### WRITTEN PROBLEM:
Every line containing the word "Matěj" needs to be found and copied.

### ENTRIES:
::::::

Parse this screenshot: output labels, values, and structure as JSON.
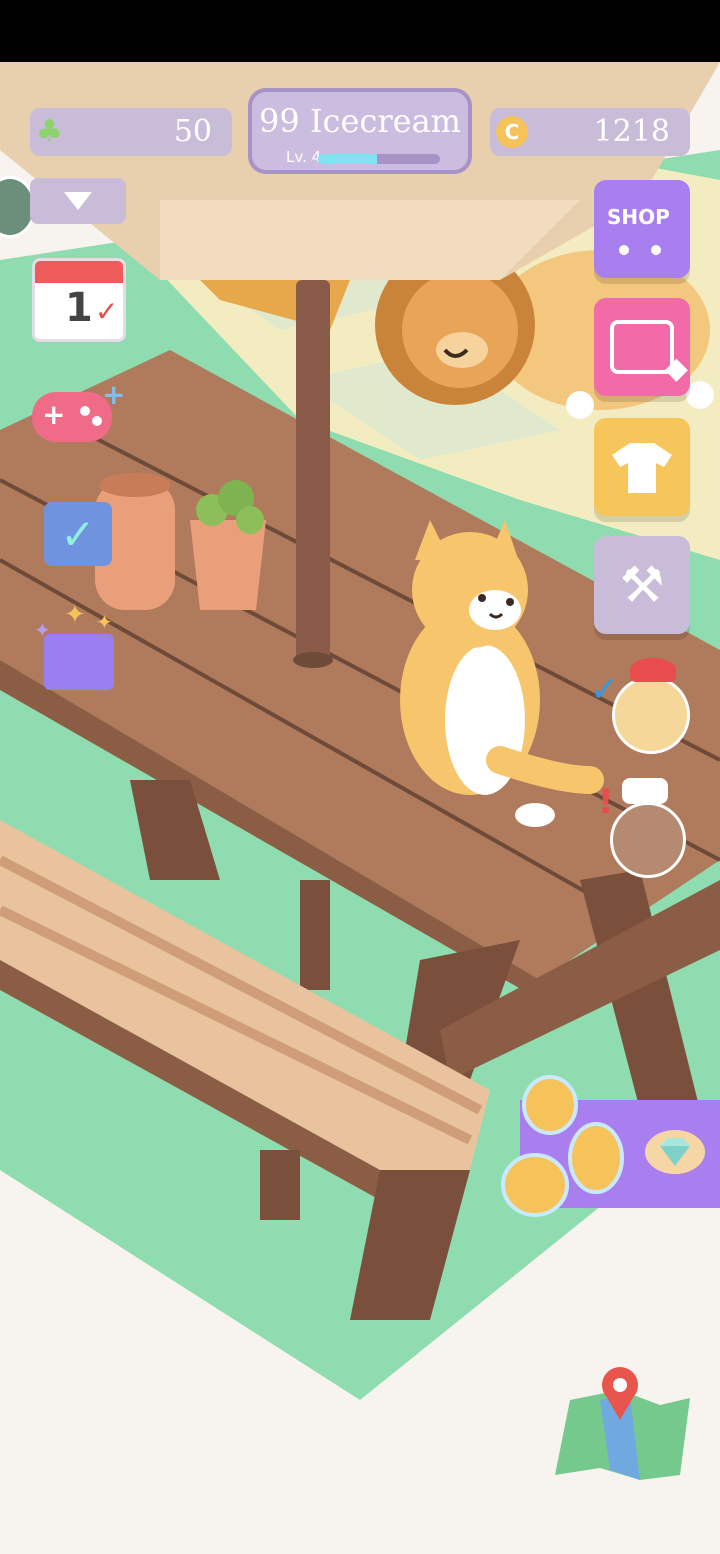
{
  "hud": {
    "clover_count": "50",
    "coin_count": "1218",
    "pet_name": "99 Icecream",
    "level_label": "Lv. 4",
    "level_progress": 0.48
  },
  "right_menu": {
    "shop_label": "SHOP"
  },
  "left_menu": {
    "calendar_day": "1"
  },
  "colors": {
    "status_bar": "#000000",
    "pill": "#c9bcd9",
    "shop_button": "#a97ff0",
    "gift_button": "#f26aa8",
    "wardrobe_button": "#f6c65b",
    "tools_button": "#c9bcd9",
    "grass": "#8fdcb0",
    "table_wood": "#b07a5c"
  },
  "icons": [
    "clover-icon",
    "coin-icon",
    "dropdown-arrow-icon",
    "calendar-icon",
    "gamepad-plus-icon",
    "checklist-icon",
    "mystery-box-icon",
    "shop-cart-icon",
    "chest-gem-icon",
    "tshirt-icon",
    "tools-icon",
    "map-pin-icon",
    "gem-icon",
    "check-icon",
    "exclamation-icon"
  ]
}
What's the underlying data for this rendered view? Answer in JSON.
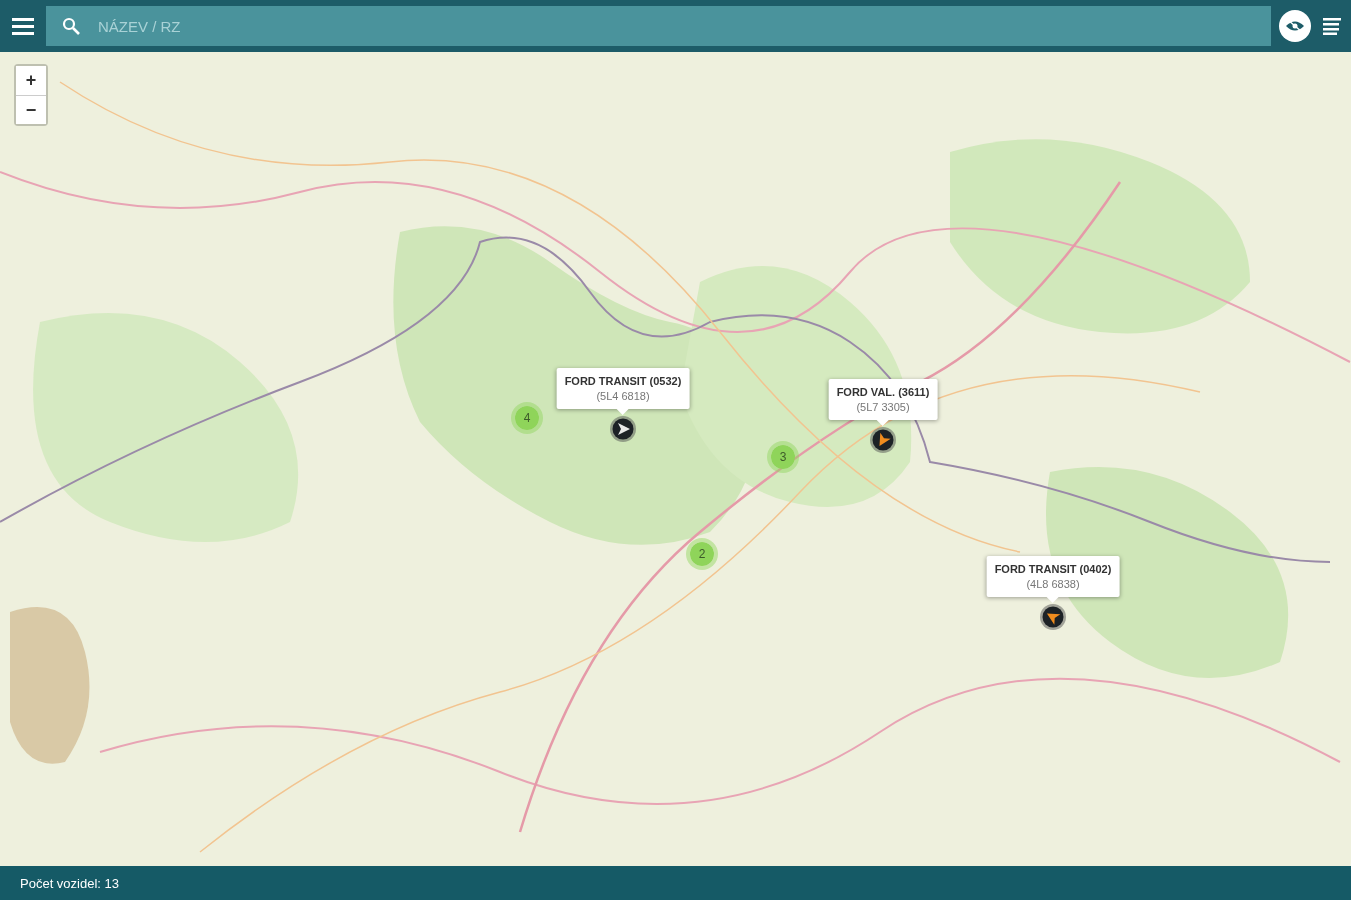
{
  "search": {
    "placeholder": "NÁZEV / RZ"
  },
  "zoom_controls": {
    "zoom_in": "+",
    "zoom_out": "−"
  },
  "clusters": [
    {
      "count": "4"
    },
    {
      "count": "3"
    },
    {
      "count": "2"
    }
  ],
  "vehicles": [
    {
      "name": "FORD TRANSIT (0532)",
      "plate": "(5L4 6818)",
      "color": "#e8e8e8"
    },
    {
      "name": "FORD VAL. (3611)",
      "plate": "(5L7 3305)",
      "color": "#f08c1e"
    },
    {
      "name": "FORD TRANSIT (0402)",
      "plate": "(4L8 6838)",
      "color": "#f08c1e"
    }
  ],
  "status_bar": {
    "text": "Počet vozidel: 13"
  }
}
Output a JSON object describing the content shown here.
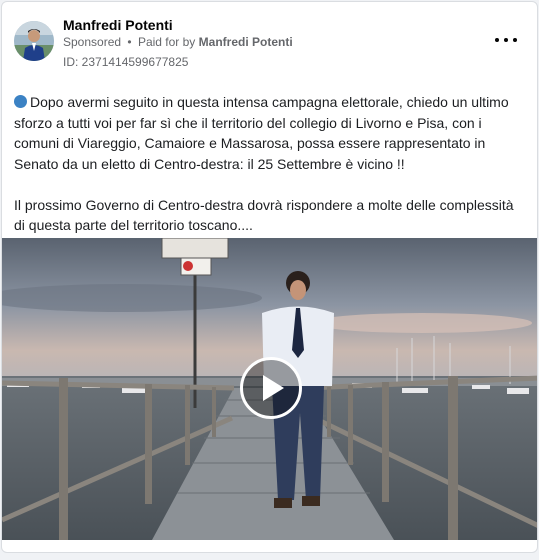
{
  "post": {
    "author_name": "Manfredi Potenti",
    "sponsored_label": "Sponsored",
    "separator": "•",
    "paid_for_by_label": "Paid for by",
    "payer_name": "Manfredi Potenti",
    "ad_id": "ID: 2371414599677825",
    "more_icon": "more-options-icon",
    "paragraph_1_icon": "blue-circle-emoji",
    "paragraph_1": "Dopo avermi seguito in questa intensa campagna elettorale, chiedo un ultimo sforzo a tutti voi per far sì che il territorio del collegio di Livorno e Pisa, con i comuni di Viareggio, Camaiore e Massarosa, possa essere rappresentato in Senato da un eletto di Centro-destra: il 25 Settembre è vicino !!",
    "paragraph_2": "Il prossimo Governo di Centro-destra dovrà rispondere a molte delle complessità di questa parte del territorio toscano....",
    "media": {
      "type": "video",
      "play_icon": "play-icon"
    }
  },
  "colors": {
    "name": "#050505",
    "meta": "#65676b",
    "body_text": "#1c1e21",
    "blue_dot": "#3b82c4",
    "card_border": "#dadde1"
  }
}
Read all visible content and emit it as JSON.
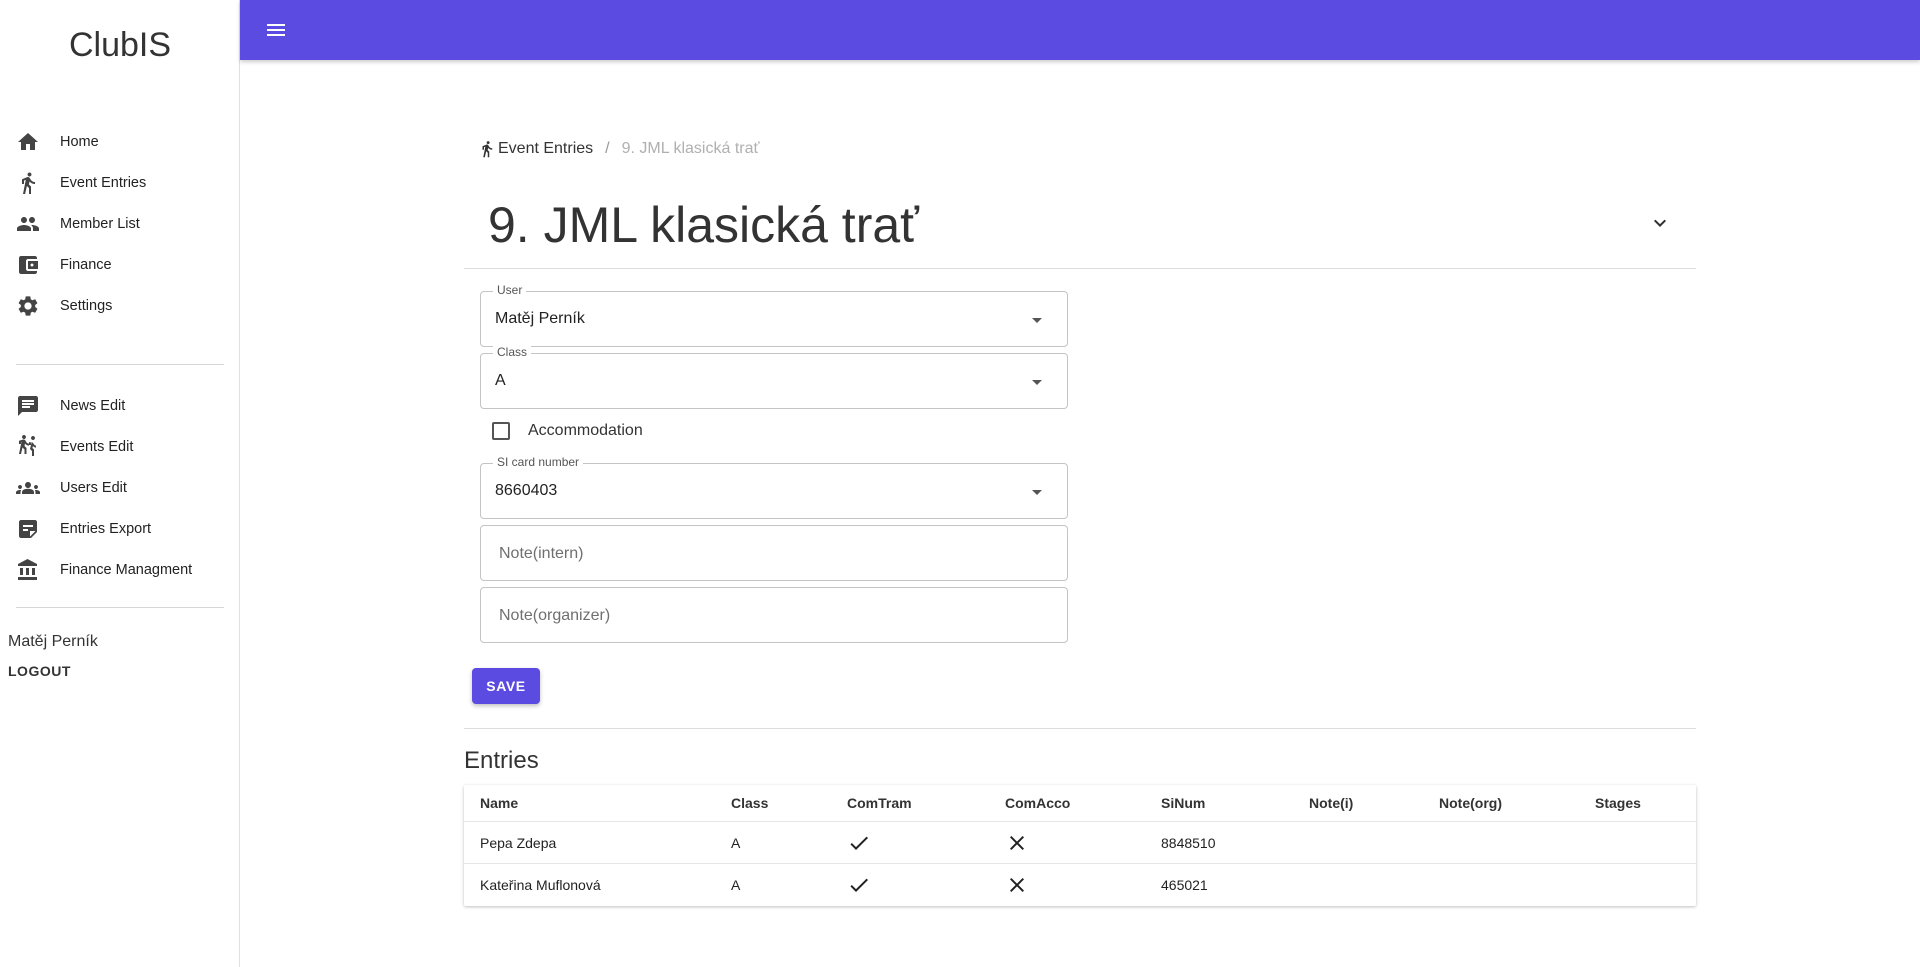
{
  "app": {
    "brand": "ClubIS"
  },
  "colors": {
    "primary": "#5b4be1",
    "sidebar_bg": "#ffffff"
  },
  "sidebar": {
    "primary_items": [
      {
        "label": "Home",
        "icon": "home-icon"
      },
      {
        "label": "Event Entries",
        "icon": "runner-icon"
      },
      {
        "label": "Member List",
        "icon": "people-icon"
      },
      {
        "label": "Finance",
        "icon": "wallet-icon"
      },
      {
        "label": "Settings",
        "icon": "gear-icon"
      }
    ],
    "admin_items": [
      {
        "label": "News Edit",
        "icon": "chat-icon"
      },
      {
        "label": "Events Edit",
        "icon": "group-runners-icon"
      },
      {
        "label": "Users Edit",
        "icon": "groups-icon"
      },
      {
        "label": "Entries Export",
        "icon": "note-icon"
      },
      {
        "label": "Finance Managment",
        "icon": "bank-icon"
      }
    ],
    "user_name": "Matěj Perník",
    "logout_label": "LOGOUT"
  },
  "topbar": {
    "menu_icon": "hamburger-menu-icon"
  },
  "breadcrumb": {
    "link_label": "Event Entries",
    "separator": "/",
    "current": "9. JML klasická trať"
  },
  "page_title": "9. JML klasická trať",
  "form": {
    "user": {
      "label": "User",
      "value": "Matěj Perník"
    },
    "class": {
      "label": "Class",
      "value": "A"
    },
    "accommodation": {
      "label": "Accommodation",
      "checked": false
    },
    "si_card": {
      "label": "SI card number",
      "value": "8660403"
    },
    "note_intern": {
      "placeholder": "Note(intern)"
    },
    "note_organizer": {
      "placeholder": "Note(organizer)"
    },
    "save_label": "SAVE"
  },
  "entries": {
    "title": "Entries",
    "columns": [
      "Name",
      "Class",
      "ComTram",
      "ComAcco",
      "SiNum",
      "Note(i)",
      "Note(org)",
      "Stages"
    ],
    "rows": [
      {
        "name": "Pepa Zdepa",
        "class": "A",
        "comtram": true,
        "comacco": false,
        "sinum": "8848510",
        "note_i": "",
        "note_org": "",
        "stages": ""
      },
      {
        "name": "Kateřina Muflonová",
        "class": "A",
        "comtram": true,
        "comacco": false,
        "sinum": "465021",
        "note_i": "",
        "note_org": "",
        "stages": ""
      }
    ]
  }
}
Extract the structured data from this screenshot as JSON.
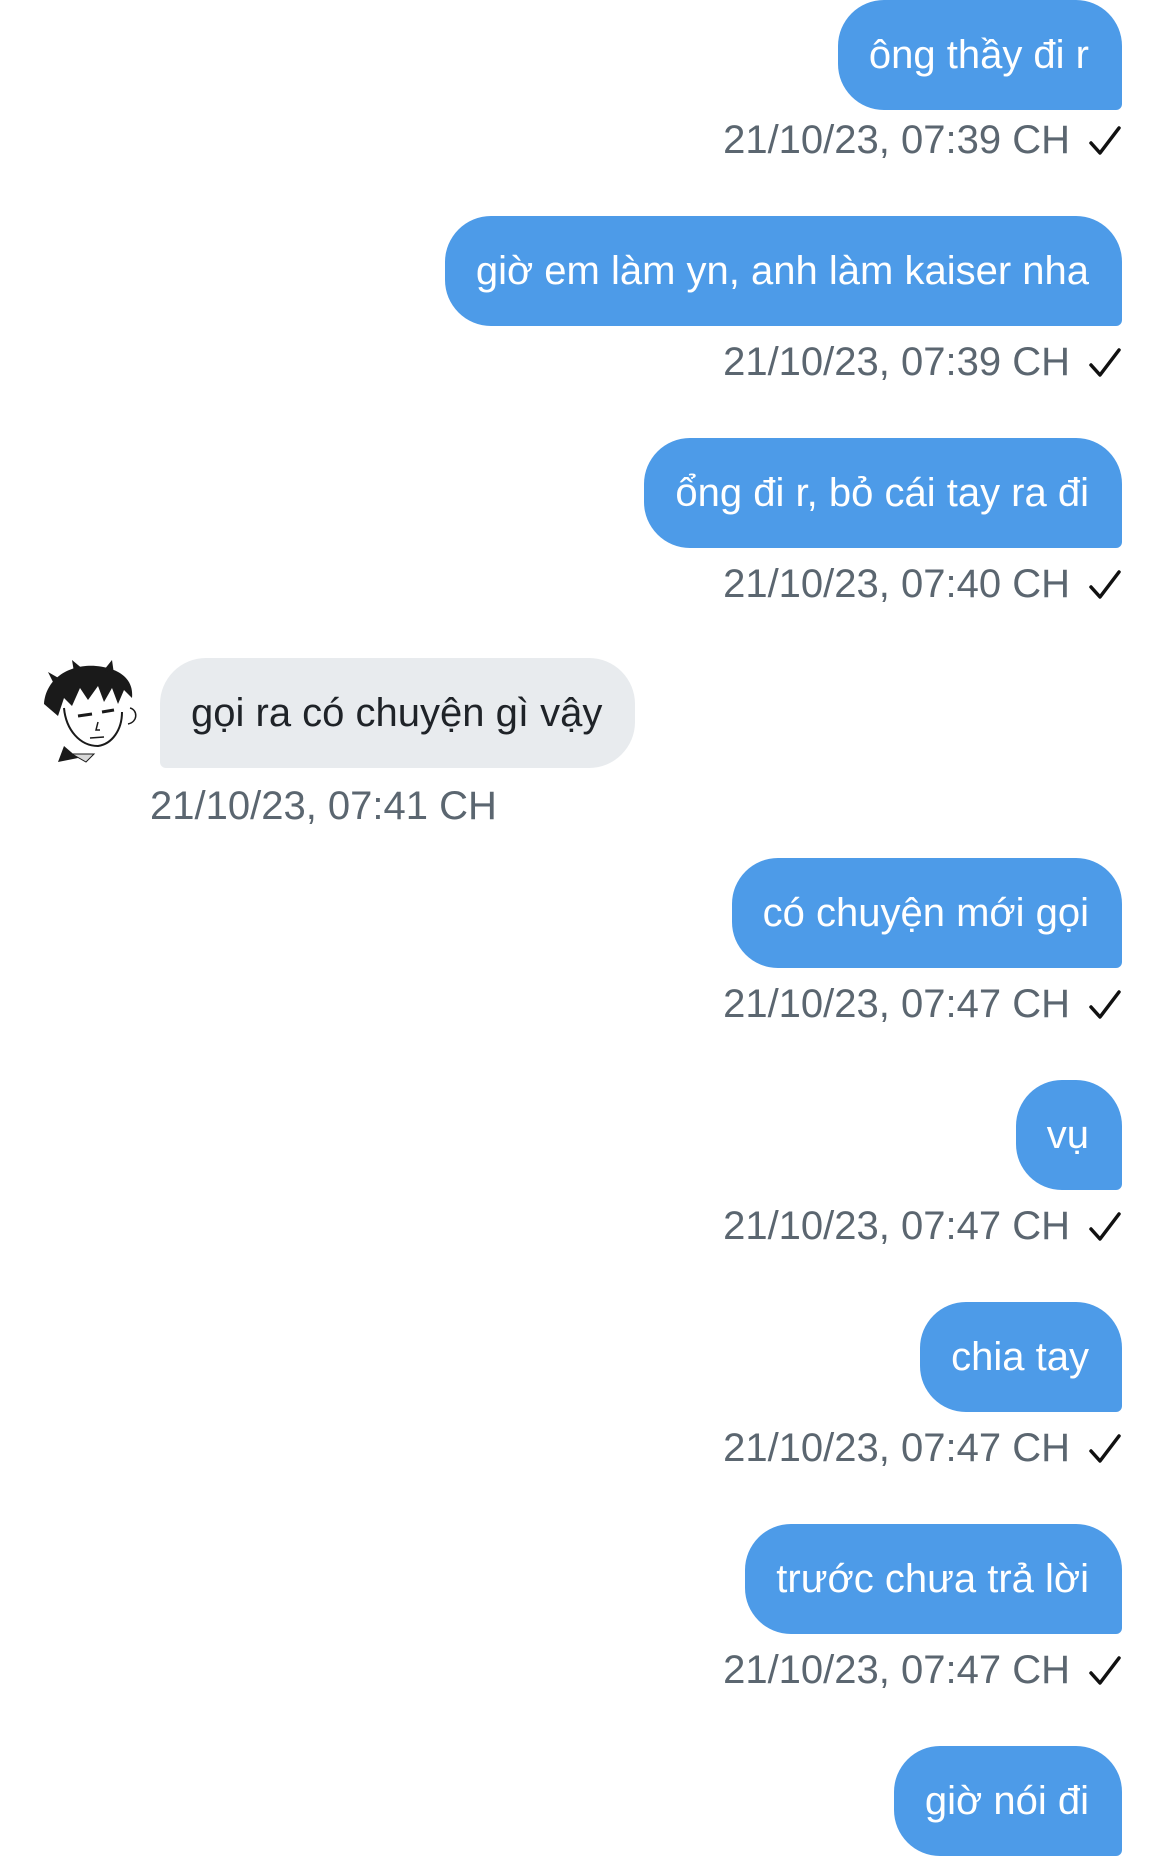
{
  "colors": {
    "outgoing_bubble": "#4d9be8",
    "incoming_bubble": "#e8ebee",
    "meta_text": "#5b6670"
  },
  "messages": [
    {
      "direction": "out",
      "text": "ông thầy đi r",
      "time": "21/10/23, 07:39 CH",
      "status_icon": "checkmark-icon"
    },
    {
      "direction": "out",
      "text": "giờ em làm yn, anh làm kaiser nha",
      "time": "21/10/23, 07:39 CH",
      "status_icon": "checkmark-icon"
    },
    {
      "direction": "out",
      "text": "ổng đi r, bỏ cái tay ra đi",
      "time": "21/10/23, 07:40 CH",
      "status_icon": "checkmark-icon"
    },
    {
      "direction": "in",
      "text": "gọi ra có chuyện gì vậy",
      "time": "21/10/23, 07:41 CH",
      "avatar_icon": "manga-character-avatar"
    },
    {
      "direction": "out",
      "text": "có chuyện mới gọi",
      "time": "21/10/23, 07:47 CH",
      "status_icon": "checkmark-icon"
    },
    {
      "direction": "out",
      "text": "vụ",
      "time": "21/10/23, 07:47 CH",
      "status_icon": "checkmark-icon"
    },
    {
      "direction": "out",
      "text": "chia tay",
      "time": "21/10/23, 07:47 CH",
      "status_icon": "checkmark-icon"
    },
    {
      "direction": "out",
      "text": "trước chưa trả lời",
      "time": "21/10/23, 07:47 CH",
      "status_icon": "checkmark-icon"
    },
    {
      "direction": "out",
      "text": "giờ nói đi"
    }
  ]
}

::::::

### RESPONSE TO THE EXERCISE:
    "user_name": "Matěj Perník",
      "value": "Matěj Perník"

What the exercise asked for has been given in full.